### TEXTE FOURNI
:::::

3. Ne risque-t-on pas de voir les élèves se servir de l’IA uniquement pour ne plus apprendre ?

C’est l’une des préoccupations les plus aiguës dont nous font part les enseignants et les parents. Ils expriment la crainte légitime que des outils comme ChatGPT deviennent une béquille (a) qui favorise la paresse intellectuelle et des apprentissages superficiels. Le feu peut chauffer votre maison, mais il peut aussi la brûler, tout dépend de la façon dont on s’en sert. Il en va de même pour l’utilisation de la technologie dans l’éducation.

Soyons honnêtes, les élèves n’ont pas commencé à copier avec l'arrivée de l’IA. Il en est ainsi depuis l’invention de l’écriture ! De la dissertation sous-traitée à une grande sœur ou un grand frère aux échanges de réponses pour les devoirs à la maison, la « triche » a toujours existé. Ce qui est différent aujourd’hui, ce n’est pas le comportement des élèves, mais la sophistication des outils. Et il faut y voir l’occasion de repenser fondamentalement la façon dont nous enseignons et évaluons les acquis.

:::::

### MATÉRIEL FOURNI

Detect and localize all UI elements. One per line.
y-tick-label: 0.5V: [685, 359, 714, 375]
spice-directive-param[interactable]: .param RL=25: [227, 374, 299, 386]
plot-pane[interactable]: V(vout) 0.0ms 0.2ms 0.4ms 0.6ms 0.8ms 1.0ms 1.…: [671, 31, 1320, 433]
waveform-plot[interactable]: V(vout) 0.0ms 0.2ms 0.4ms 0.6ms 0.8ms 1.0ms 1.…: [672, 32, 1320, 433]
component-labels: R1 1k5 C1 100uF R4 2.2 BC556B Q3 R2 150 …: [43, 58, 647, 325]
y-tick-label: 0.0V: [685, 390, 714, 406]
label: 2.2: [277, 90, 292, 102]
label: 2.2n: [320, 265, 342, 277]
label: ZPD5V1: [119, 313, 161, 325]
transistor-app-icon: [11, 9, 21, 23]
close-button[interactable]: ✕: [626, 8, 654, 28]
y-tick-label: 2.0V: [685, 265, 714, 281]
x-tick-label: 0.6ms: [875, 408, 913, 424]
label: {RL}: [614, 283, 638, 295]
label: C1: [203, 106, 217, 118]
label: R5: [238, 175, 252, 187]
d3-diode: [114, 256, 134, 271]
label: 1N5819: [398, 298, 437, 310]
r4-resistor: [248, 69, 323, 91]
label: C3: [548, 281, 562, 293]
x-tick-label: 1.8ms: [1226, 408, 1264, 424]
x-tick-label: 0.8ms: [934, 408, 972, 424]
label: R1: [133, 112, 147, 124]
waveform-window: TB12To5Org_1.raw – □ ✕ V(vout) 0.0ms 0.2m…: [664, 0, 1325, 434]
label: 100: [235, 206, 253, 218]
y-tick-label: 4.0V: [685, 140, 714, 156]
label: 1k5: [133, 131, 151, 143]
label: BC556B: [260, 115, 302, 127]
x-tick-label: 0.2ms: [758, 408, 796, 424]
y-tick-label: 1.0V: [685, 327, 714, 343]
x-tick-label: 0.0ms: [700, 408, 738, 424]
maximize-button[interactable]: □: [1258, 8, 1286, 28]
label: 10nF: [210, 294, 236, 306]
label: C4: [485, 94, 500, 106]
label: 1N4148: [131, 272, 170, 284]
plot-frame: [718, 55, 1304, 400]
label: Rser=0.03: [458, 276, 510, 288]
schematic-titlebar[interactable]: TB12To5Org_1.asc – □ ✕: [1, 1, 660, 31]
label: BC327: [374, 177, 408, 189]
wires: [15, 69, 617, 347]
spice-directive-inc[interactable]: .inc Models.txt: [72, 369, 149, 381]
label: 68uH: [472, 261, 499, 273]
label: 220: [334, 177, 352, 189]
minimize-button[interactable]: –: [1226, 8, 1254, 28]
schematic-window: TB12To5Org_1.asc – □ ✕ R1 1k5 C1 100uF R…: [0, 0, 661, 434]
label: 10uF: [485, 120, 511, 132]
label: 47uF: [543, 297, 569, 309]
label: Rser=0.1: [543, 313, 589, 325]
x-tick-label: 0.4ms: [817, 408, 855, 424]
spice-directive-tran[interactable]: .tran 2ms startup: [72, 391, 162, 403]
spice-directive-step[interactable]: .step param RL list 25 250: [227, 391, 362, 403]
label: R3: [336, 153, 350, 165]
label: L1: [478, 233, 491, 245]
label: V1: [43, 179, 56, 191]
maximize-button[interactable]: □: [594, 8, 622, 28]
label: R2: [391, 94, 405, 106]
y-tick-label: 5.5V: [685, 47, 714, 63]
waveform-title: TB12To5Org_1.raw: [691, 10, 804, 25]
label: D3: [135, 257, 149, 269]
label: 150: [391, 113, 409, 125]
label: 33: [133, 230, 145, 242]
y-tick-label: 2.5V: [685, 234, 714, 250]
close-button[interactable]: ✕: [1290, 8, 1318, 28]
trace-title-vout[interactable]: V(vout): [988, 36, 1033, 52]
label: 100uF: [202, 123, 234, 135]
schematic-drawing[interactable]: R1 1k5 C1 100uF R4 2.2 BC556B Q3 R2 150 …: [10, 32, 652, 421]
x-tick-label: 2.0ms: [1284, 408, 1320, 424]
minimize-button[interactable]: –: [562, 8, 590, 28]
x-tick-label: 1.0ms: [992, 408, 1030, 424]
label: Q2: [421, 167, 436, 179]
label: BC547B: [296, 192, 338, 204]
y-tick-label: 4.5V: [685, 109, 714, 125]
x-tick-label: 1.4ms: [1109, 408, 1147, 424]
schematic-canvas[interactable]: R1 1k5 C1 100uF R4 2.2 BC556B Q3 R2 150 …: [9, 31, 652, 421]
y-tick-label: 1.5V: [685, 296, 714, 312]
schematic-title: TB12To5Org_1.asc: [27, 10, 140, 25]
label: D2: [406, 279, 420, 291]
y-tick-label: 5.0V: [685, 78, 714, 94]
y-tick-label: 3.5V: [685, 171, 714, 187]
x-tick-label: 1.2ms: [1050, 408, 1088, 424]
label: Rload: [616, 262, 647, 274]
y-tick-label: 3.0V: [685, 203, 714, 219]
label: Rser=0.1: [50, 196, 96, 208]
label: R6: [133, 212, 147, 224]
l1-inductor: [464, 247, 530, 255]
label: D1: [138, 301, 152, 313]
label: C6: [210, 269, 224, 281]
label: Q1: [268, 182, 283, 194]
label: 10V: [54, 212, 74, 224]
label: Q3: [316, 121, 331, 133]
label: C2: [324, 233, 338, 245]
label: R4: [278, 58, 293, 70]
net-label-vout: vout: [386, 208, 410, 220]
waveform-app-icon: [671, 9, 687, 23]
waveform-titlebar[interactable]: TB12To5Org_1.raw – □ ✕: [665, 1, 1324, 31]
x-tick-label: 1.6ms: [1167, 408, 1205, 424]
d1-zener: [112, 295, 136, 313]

:::::

### ÉNONCÉ 1
Selon le texte sur l'IA à l'école, pourquoi la triche n'est-elle pas un phénomène nouveau, et qu'est-ce qui a réellement changé ? Répondez en une à trois phrases.
### ÉNONCÉ 2
Dans le texte sur l'IA à l'école, quel outil est cité comme exemple de ce qui pourrait devenir une béquille ?
### ÉNONCÉ 3
Poursuivez le texte sur l'IA et l'apprentissage des élèves à la suite de sa dernière phrase.

### RÉPONSE 1
La triche n'est pas nouvelle, car les élèves copient depuis l'invention de l'écriture, par exemple en confiant leur dissertation à un aîné ou en échangeant les réponses des devoirs. Ce qui a changé, ce n'est pas le comportement des élèves, mais la sophistication des outils.

### RÉPONSE 2
ChatGPT.

### RÉPONSE 3
La technologie peut aider à se concentrer sur ce qui compte vraiment, à savoir développer chez les élèves des compétences intellectuelles plus complexes, la créativité et l’analyse critique. Nos programmes pilotes au Nigéria (a) montrent à cet égard de premiers résultats tout à fait intéressants : à condition d’être bien guidés, les élèves qui apprennent à se servir des outils d’IA de manière réfléchie font preuve de plus de profondeur dans leur travail. Au lieu de demander aux élèves de résumer des textes (ce qu’un chatbot peut faire instantanément), les enseignants peuvent les guider pour les amener à mettre en question les analyses générées par l’IA, à comparer ses diverses interprétations ou à l’utiliser comme un « partenaire de brainstorming » qui leur permettra d’élaborer leurs propres idées.

IA ou pas, un bon enseignant est capable d’encourager l’esprit critique grâce à des discussions posées. Les parents savent bien à quel point il est difficile d'inculquer à leurs adolescents une pensée critique. Alors on peut imaginer la gageure que cela représente pour les enseignants, qui doivent gérer 30 élèves en même temps ! Désormais, avec l’aide de l’IA, il leur sera plus aisé de préparer des plans de cours et des activités mieux adaptés au développement de compétences particulièrement difficiles à enseigner.

4. Comment garantir une intégration responsable de l’IA à l’école ?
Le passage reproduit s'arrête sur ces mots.